--- DATA FOR THIS EXERCISE ---

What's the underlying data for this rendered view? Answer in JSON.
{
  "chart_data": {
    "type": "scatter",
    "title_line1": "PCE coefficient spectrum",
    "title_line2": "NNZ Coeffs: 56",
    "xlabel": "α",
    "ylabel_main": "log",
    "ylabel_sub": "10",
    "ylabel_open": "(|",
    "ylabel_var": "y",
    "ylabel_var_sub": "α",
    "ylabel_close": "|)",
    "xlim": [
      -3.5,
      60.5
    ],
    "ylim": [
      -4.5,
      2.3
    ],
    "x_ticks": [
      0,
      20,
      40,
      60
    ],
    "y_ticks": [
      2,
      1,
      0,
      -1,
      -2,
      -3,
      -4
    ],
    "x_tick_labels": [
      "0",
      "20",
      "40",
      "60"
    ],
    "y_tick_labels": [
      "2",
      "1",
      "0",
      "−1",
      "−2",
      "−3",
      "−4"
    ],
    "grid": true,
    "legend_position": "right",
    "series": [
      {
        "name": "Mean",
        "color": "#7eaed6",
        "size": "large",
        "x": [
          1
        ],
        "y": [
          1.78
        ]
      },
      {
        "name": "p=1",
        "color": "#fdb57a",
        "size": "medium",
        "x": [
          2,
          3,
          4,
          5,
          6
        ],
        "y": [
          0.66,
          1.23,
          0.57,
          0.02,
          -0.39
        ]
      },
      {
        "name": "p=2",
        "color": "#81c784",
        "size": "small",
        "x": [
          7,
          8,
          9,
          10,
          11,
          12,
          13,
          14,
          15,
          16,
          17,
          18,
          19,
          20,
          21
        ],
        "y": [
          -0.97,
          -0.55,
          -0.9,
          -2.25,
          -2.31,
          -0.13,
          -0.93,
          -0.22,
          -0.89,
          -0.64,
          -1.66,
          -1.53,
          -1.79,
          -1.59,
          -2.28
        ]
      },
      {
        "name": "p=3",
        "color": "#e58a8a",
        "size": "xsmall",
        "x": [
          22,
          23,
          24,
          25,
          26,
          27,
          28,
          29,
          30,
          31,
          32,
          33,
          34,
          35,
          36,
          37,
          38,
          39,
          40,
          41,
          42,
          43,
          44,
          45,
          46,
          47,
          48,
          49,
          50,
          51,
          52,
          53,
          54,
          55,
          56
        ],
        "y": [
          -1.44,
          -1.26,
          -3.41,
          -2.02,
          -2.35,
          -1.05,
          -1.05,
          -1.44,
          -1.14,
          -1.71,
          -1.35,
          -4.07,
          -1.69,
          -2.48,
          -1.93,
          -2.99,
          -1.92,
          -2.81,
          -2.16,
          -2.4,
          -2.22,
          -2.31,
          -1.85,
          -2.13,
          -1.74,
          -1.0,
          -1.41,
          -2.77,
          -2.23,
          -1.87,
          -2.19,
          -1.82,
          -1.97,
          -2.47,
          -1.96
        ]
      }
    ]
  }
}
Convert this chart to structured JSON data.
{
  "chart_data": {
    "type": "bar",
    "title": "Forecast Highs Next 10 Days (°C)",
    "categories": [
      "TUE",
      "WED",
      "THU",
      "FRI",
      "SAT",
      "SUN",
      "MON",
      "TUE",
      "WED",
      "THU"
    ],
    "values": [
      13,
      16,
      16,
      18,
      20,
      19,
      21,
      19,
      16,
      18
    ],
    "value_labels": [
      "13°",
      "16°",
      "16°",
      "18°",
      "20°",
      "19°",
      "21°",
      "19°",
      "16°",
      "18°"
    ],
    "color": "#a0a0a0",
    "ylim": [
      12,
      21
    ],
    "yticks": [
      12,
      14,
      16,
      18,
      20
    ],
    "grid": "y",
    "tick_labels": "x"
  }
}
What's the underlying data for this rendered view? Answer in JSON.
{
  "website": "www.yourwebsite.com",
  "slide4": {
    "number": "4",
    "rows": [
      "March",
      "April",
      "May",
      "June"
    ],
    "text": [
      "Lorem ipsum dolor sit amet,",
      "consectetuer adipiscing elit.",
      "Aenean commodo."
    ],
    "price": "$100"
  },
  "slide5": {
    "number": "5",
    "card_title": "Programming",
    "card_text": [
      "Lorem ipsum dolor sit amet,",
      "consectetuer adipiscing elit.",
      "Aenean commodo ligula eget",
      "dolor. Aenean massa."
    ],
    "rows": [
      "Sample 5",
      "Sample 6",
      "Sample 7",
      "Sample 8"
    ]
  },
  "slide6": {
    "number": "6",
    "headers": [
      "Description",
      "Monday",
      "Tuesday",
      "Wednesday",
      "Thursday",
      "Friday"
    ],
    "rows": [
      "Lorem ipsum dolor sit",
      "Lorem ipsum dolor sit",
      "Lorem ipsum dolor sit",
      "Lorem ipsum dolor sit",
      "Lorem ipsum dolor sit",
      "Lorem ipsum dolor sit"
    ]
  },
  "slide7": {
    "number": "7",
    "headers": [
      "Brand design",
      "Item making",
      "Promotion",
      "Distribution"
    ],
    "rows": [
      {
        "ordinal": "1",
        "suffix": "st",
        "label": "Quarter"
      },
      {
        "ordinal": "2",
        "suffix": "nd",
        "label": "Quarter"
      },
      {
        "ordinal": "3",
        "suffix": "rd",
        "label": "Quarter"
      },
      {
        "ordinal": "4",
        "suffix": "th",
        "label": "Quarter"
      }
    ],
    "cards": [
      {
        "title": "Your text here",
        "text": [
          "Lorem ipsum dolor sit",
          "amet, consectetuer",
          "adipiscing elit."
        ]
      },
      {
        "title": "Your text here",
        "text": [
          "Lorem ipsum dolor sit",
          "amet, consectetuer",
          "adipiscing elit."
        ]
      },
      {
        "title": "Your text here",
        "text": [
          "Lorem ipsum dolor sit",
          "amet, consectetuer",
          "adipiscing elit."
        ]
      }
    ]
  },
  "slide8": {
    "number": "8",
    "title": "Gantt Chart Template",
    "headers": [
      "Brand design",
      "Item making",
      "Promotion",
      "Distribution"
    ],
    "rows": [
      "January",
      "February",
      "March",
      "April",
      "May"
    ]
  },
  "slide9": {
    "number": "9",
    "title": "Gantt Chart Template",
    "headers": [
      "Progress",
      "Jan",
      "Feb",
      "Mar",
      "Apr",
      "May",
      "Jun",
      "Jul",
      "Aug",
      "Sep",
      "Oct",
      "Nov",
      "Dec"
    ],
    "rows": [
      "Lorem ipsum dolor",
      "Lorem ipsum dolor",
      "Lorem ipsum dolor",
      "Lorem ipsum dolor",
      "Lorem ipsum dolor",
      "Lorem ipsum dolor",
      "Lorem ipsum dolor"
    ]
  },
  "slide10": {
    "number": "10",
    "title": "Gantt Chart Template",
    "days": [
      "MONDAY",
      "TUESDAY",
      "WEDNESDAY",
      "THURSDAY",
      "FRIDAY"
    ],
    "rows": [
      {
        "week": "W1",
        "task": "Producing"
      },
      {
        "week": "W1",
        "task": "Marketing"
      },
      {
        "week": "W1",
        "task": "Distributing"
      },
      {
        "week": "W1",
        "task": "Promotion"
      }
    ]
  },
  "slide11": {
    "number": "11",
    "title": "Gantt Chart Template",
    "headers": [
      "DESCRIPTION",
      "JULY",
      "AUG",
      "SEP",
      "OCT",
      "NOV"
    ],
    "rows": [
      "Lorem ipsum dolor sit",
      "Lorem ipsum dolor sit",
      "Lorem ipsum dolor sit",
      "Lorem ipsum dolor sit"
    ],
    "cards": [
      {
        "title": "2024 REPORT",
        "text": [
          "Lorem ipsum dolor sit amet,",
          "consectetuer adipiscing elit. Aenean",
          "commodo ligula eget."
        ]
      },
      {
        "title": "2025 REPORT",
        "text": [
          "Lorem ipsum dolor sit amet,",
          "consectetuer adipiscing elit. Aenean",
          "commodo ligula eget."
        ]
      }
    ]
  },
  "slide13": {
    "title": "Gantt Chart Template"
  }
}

---

The word "task" may appear on some lines. Report how many lines hold it, giving the number alone.

4